Short problem
Of the records that follow, copy only the lines from the line containing "What data populates this interface?" to the line containing "Decode this image", both included, exactly as written.

Provided entries
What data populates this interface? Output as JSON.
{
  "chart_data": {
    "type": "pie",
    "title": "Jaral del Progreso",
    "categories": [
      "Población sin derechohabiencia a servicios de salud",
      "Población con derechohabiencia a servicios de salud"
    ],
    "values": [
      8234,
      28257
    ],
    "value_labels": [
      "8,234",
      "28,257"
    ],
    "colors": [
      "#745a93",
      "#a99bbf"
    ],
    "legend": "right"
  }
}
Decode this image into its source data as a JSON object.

==

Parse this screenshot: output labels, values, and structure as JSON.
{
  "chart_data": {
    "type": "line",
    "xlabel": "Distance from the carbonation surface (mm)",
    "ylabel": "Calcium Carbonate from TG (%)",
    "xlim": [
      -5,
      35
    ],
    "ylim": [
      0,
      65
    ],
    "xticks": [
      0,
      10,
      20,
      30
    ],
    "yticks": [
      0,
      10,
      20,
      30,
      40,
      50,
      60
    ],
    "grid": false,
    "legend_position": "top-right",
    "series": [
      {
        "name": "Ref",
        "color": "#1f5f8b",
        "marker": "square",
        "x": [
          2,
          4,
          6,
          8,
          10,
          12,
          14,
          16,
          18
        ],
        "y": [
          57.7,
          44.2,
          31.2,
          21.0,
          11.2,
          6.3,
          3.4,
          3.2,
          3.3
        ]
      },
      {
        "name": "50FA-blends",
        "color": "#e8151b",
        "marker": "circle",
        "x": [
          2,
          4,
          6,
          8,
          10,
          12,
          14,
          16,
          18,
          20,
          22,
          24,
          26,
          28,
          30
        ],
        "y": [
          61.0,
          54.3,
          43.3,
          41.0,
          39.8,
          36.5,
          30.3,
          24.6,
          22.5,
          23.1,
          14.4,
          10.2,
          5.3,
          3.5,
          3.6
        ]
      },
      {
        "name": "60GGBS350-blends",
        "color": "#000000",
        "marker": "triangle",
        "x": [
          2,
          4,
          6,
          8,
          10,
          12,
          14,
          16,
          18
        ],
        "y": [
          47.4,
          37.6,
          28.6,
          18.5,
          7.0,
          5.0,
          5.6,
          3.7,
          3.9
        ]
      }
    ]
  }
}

---

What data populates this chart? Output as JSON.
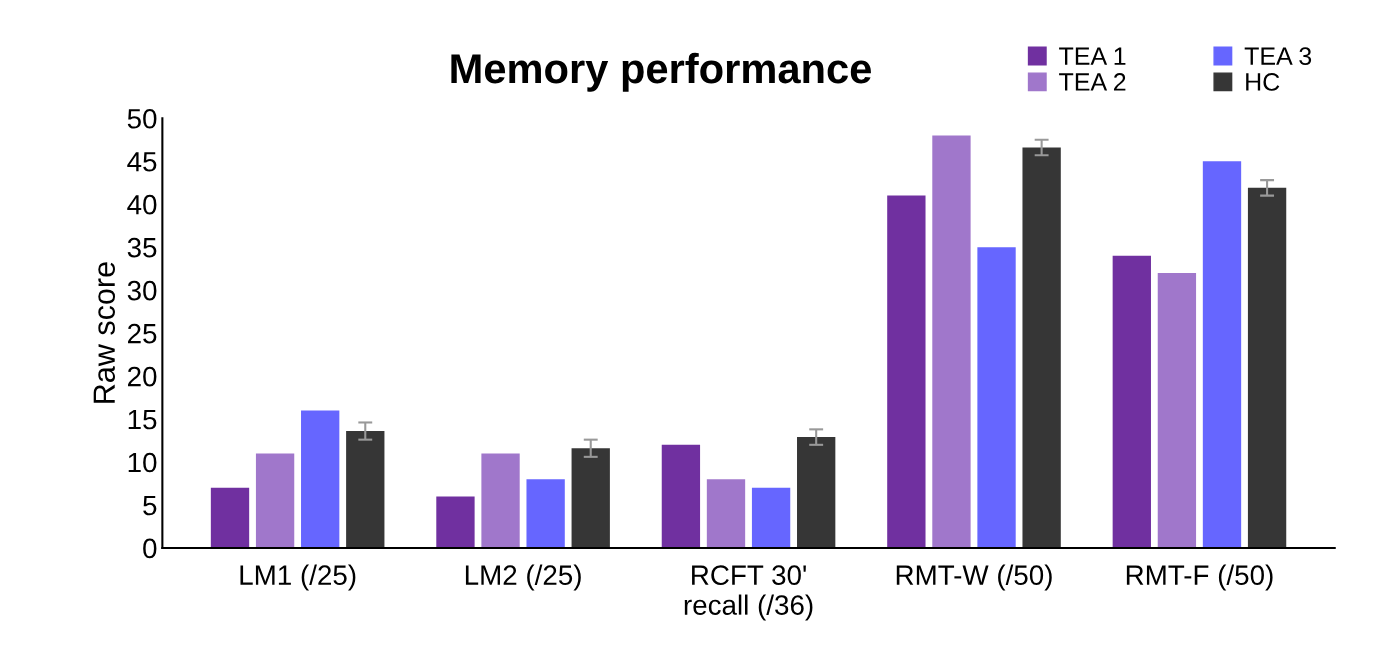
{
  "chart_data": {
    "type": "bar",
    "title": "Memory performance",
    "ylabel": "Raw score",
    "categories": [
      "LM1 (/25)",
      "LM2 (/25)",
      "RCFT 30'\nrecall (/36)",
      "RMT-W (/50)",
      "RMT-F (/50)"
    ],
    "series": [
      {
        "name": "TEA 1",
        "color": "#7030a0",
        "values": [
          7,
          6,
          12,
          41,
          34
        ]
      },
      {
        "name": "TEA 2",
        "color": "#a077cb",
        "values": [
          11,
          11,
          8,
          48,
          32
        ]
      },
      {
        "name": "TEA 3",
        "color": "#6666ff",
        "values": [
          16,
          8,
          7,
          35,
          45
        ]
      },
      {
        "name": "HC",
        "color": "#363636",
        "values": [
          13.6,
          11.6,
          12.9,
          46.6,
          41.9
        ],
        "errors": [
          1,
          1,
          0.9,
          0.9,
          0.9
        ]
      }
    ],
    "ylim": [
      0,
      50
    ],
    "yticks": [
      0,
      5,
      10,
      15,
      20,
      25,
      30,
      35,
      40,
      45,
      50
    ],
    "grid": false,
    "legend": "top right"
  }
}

Exercise answer
What data populates this interface? Output as JSON.
{
  "chart_data": {
    "type": "pie",
    "title": "Jaral del Progreso",
    "categories": [
      "Población sin derechohabiencia a servicios de salud",
      "Población con derechohabiencia a servicios de salud"
    ],
    "values": [
      8234,
      28257
    ],
    "value_labels": [
      "8,234",
      "28,257"
    ],
    "colors": [
      "#745a93",
      "#a99bbf"
    ],
    "legend": "right"
  }
}
Decode this image into its source data as a JSON object.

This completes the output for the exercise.